Look below. Copy each line that has "kiện" in it.
** START **
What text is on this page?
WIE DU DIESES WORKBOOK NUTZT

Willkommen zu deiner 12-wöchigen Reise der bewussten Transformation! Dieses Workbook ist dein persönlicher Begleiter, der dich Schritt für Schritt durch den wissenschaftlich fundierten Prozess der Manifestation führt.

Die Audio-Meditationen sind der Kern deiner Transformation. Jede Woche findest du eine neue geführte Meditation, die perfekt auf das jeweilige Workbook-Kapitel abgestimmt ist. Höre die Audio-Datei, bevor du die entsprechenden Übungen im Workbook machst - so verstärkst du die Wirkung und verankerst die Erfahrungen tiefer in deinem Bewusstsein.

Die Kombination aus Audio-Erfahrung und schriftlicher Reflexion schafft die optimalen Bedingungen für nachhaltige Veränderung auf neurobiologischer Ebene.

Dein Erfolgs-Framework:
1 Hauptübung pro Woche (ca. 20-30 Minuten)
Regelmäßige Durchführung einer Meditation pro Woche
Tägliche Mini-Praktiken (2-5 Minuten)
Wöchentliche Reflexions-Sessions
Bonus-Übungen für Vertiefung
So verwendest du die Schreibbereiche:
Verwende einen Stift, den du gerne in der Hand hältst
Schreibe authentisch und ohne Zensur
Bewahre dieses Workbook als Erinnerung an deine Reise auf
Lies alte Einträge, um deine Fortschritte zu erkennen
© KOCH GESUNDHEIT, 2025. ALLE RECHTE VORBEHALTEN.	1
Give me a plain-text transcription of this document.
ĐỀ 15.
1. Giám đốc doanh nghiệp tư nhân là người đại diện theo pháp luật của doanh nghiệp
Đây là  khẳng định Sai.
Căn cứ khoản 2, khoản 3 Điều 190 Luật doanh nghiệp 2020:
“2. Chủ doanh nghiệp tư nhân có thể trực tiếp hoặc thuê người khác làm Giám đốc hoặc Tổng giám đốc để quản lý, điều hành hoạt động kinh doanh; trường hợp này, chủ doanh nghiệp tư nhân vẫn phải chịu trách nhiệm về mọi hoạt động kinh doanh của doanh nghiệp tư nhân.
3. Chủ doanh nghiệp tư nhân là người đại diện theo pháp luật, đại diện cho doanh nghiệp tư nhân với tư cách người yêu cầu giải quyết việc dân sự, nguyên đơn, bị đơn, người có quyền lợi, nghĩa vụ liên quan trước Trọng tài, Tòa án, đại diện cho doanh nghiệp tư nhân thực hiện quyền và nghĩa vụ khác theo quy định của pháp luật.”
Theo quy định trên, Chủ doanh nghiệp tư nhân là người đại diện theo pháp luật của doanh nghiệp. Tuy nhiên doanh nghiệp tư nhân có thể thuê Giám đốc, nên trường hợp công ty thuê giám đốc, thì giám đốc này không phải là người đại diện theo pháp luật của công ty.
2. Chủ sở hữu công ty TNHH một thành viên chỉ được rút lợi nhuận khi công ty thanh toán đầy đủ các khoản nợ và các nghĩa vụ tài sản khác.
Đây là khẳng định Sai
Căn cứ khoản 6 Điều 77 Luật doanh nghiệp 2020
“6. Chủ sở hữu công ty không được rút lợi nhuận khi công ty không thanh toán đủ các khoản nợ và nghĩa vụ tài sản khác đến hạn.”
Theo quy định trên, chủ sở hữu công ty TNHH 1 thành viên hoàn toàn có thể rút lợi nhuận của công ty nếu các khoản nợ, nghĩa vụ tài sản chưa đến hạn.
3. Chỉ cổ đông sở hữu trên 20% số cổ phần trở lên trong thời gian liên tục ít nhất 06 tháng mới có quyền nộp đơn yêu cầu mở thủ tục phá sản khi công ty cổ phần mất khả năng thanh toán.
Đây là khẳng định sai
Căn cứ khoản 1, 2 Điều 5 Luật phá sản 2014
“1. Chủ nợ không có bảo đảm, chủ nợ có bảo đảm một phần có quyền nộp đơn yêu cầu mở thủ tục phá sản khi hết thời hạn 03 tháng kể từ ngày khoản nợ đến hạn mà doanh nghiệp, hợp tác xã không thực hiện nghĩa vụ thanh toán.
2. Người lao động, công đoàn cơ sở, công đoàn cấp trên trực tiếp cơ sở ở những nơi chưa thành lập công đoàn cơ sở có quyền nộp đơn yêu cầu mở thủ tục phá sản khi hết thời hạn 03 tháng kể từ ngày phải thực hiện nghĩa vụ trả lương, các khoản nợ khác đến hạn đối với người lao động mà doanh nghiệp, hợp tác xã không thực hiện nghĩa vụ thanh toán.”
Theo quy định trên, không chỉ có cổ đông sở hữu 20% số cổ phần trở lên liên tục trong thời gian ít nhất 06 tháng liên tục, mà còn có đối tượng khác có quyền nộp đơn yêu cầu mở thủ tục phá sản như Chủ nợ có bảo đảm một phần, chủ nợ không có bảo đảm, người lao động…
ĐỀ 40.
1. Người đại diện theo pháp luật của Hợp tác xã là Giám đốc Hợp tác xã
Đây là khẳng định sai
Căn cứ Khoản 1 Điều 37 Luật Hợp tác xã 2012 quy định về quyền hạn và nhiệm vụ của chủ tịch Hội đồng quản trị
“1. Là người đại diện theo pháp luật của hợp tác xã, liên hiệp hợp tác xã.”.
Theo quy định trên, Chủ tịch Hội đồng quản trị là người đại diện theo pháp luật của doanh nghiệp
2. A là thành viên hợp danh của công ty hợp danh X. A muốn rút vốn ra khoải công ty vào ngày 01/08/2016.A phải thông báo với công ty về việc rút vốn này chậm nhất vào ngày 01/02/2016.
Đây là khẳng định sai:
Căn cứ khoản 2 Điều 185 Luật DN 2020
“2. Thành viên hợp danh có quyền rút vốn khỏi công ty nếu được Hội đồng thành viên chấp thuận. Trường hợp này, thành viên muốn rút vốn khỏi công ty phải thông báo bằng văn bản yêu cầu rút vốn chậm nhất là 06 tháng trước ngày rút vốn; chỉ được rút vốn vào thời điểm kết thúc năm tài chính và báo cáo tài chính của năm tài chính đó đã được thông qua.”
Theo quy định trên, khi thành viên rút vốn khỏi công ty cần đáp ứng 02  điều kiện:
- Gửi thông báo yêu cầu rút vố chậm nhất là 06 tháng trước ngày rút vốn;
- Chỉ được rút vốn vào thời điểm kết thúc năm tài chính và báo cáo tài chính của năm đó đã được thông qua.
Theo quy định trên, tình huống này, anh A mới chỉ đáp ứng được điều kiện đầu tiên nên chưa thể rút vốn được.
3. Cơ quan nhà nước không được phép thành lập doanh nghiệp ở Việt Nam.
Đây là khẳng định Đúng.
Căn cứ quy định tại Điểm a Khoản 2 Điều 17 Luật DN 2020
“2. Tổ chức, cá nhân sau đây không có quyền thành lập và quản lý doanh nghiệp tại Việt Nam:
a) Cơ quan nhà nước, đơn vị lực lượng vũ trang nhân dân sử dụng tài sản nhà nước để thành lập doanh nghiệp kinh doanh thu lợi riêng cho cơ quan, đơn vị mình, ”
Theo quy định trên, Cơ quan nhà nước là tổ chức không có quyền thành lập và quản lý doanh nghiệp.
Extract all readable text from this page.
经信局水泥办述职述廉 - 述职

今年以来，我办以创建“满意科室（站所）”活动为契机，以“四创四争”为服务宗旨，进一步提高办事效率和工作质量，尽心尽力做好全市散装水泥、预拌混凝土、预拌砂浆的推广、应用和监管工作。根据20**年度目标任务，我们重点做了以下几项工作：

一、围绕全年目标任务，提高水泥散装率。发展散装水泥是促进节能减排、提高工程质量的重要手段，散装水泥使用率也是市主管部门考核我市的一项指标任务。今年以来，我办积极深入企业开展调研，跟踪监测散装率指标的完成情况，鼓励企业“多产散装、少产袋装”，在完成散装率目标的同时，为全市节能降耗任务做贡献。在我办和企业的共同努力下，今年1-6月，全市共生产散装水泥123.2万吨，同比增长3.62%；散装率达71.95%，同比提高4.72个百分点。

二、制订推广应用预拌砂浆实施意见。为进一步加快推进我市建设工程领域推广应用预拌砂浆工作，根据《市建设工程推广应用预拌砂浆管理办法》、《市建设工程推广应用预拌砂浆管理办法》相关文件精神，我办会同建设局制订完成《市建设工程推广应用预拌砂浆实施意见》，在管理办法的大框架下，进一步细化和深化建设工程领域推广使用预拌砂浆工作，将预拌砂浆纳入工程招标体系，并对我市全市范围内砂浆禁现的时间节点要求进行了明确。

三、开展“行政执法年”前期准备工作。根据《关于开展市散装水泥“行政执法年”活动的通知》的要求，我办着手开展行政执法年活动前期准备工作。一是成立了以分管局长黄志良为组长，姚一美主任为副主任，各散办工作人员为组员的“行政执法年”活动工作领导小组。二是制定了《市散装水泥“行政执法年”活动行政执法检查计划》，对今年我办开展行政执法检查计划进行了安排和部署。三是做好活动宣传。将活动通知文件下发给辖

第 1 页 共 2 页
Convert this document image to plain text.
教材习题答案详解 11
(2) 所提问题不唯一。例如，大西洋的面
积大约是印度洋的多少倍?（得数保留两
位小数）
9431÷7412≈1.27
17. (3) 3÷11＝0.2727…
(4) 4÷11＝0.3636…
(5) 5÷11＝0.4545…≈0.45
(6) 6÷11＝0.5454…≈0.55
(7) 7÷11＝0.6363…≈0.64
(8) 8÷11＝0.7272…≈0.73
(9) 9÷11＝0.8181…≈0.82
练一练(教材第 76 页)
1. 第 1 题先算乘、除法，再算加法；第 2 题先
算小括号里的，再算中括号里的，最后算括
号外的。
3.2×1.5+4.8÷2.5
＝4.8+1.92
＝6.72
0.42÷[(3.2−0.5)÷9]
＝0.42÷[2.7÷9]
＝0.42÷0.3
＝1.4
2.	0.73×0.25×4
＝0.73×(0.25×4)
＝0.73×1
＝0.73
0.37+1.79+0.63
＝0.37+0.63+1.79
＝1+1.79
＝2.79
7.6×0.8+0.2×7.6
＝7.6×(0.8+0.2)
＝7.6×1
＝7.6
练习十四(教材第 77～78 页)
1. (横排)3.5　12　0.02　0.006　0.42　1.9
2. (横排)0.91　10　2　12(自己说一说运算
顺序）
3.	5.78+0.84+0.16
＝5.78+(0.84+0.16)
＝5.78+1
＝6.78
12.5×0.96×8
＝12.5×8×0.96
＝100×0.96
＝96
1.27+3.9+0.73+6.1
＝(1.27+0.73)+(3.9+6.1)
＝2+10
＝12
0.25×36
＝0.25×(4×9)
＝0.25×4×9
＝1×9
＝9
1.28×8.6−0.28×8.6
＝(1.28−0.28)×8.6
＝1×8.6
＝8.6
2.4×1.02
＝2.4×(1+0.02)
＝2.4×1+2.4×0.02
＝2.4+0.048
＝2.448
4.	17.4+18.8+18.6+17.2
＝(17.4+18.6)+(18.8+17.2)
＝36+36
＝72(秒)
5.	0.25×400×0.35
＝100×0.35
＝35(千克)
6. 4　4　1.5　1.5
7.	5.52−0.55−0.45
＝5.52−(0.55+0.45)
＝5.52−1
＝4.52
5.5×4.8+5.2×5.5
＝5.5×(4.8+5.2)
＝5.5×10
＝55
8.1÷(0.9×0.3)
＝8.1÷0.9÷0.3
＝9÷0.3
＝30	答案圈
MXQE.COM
** END **
RESPONSE TO THE EXERCISE:
Theo quy định trên, khi thành viên rút vốn khỏi công ty cần đáp ứng 02  điều kiện:
Theo quy định trên, tình huống này, anh A mới chỉ đáp ứng được điều kiện đầu tiên nên chưa thể rút vốn được.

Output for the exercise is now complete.